WORK TO DO: Transcribe all records exactly.

INPUT FOR THIS TASK:
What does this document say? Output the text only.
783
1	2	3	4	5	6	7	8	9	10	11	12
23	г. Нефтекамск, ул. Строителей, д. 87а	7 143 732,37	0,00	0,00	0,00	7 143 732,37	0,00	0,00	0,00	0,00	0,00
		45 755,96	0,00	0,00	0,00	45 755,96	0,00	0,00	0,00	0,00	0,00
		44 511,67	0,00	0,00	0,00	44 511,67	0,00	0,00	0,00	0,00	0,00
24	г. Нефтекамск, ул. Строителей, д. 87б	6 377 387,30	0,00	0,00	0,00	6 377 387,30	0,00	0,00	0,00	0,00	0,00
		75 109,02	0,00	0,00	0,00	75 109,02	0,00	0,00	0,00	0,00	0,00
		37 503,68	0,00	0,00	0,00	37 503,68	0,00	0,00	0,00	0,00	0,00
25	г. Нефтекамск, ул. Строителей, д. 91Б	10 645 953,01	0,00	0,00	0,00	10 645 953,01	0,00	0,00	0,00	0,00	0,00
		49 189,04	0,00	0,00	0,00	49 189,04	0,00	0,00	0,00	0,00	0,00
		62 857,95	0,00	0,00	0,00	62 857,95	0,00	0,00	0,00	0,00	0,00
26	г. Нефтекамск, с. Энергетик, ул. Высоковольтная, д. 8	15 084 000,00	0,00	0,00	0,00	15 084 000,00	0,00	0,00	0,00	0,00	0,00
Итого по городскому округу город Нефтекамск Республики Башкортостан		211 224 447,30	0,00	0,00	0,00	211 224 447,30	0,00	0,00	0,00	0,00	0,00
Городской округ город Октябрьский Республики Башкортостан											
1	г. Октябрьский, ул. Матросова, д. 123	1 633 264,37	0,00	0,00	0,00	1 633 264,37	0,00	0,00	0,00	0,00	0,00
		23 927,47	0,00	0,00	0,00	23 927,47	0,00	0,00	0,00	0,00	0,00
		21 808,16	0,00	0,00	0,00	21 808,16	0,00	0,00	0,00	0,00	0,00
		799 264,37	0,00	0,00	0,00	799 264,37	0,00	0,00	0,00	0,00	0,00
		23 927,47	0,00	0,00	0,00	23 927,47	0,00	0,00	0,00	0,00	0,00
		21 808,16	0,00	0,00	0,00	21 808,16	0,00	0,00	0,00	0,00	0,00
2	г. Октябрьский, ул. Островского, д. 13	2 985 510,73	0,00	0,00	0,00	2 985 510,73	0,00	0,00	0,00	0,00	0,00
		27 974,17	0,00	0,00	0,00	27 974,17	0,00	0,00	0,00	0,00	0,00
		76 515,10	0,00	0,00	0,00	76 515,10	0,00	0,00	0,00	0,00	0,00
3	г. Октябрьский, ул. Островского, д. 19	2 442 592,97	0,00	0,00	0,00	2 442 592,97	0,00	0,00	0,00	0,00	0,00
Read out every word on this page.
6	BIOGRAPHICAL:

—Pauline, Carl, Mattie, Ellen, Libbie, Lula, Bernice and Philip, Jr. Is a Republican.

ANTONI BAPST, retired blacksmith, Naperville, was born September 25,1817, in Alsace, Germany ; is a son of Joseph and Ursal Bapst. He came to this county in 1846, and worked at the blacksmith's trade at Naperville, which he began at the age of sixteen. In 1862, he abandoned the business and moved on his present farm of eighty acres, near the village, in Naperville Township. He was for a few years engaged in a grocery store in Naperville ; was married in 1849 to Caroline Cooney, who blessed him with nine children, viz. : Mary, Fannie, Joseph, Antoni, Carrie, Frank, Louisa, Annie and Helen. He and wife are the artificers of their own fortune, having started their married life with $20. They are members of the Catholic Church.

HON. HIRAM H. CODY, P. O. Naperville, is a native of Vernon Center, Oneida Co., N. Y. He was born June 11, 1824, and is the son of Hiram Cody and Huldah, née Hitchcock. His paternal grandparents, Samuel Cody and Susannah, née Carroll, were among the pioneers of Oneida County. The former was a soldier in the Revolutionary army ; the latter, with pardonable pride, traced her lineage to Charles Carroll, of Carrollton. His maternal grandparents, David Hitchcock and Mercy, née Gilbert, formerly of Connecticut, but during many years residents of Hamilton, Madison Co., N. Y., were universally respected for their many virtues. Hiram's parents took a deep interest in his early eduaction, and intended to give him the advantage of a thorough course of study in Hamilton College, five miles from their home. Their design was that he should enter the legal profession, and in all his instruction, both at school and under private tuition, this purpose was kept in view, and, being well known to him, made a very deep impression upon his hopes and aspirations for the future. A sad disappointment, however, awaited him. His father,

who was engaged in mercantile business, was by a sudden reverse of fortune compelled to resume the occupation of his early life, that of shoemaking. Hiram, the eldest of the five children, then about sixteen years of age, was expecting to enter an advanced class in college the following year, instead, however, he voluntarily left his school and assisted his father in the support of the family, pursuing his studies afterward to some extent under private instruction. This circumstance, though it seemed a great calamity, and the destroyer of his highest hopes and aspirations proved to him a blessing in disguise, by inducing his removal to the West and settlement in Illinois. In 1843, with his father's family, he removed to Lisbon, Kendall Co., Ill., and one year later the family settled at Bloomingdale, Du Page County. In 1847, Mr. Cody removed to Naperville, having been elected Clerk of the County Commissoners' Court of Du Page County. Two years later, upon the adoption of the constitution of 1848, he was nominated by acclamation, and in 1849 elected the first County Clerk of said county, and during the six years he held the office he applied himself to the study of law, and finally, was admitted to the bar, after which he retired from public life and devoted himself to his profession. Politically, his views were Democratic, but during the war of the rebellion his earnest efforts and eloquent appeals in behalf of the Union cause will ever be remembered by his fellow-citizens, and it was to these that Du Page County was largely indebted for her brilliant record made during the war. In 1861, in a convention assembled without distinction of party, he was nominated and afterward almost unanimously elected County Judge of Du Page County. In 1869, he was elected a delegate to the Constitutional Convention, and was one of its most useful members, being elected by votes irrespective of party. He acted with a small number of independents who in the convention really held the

RESPONSE TO THE TASK:
What does this document say? Output the text only.
783
1	2	3	4	5	6	7	8	9	10	11	12
23	г. Нефтекамск, ул. Строителей, д. 87а	7 143 732,37	0,00	0,00	0,00	7 143 732,37	0,00	0,00	0,00	0,00	0,00
		45 755,96	0,00	0,00	0,00	45 755,96	0,00	0,00	0,00	0,00	0,00
		44 511,67	0,00	0,00	0,00	44 511,67	0,00	0,00	0,00	0,00	0,00
24	г. Нефтекамск, ул. Строителей, д. 87б	6 377 387,30	0,00	0,00	0,00	6 377 387,30	0,00	0,00	0,00	0,00	0,00
		75 109,02	0,00	0,00	0,00	75 109,02	0,00	0,00	0,00	0,00	0,00
		37 503,68	0,00	0,00	0,00	37 503,68	0,00	0,00	0,00	0,00	0,00
25	г. Нефтекамск, ул. Строителей, д. 91Б	10 645 953,01	0,00	0,00	0,00	10 645 953,01	0,00	0,00	0,00	0,00	0,00
		49 189,04	0,00	0,00	0,00	49 189,04	0,00	0,00	0,00	0,00	0,00
		62 857,95	0,00	0,00	0,00	62 857,95	0,00	0,00	0,00	0,00	0,00
26	г. Нефтекамск, с. Энергетик, ул. Высоковольтная, д. 8	15 084 000,00	0,00	0,00	0,00	15 084 000,00	0,00	0,00	0,00	0,00	0,00
Итого по городскому округу город Нефтекамск Республики Башкортостан		211 224 447,30	0,00	0,00	0,00	211 224 447,30	0,00	0,00	0,00	0,00	0,00
Городской округ город Октябрьский Республики Башкортостан											
1	г. Октябрьский, ул. Матросова, д. 123	1 633 264,37	0,00	0,00	0,00	1 633 264,37	0,00	0,00	0,00	0,00	0,00
		23 927,47	0,00	0,00	0,00	23 927,47	0,00	0,00	0,00	0,00	0,00
		21 808,16	0,00	0,00	0,00	21 808,16	0,00	0,00	0,00	0,00	0,00
		799 264,37	0,00	0,00	0,00	799 264,37	0,00	0,00	0,00	0,00	0,00
		23 927,47	0,00	0,00	0,00	23 927,47	0,00	0,00	0,00	0,00	0,00
		21 808,16	0,00	0,00	0,00	21 808,16	0,00	0,00	0,00	0,00	0,00
2	г. Октябрьский, ул. Островского, д. 13	2 985 510,73	0,00	0,00	0,00	2 985 510,73	0,00	0,00	0,00	0,00	0,00
		27 974,17	0,00	0,00	0,00	27 974,17	0,00	0,00	0,00	0,00	0,00
		76 515,10	0,00	0,00	0,00	76 515,10	0,00	0,00	0,00	0,00	0,00
3	г. Октябрьский, ул. Островского, д. 19	2 442 592,97	0,00	0,00	0,00	2 442 592,97	0,00	0,00	0,00	0,00	0,00
Read out every word on this page.
6	BIOGRAPHICAL:

—Pauline, Carl, Mattie, Ellen, Libbie, Lula, Bernice and Philip, Jr. Is a Republican.

ANTONI BAPST, retired blacksmith, Naperville, was born September 25,1817, in Alsace, Germany ; is a son of Joseph and Ursal Bapst. He came to this county in 1846, and worked at the blacksmith's trade at Naperville, which he began at the age of sixteen. In 1862, he abandoned the business and moved on his present farm of eighty acres, near the village, in Naperville Township. He was for a few years engaged in a grocery store in Naperville ; was married in 1849 to Caroline Cooney, who blessed him with nine children, viz. : Mary, Fannie, Joseph, Antoni, Carrie, Frank, Louisa, Annie and Helen. He and wife are the artificers of their own fortune, having started their married life with $20. They are members of the Catholic Church.

HON. HIRAM H. CODY, P. O. Naperville, is a native of Vernon Center, Oneida Co., N. Y. He was born June 11, 1824, and is the son of Hiram Cody and Huldah, née Hitchcock. His paternal grandparents, Samuel Cody and Susannah, née Carroll, were among the pioneers of Oneida County. The former was a soldier in the Revolutionary army ; the latter, with pardonable pride, traced her lineage to Charles Carroll, of Carrollton. His maternal grandparents, David Hitchcock and Mercy, née Gilbert, formerly of Connecticut, but during many years residents of Hamilton, Madison Co., N. Y., were universally respected for their many virtues. Hiram's parents took a deep interest in his early eduaction, and intended to give him the advantage of a thorough course of study in Hamilton College, five miles from their home. Their design was that he should enter the legal profession, and in all his instruction, both at school and under private tuition, this purpose was kept in view, and, being well known to him, made a very deep impression upon his hopes and aspirations for the future. A sad disappointment, however, awaited him. His father,

who was engaged in mercantile business, was by a sudden reverse of fortune compelled to resume the occupation of his early life, that of shoemaking. Hiram, the eldest of the five children, then about sixteen years of age, was expecting to enter an advanced class in college the following year, instead, however, he voluntarily left his school and assisted his father in the support of the family, pursuing his studies afterward to some extent under private instruction. This circumstance, though it seemed a great calamity, and the destroyer of his highest hopes and aspirations proved to him a blessing in disguise, by inducing his removal to the West and settlement in Illinois. In 1843, with his father's family, he removed to Lisbon, Kendall Co., Ill., and one year later the family settled at Bloomingdale, Du Page County. In 1847, Mr. Cody removed to Naperville, having been elected Clerk of the County Commissoners' Court of Du Page County. Two years later, upon the adoption of the constitution of 1848, he was nominated by acclamation, and in 1849 elected the first County Clerk of said county, and during the six years he held the office he applied himself to the study of law, and finally, was admitted to the bar, after which he retired from public life and devoted himself to his profession. Politically, his views were Democratic, but during the war of the rebellion his earnest efforts and eloquent appeals in behalf of the Union cause will ever be remembered by his fellow-citizens, and it was to these that Du Page County was largely indebted for her brilliant record made during the war. In 1861, in a convention assembled without distinction of party, he was nominated and afterward almost unanimously elected County Judge of Du Page County. In 1869, he was elected a delegate to the Constitutional Convention, and was one of its most useful members, being elected by votes irrespective of party. He acted with a small number of independents who in the convention really held the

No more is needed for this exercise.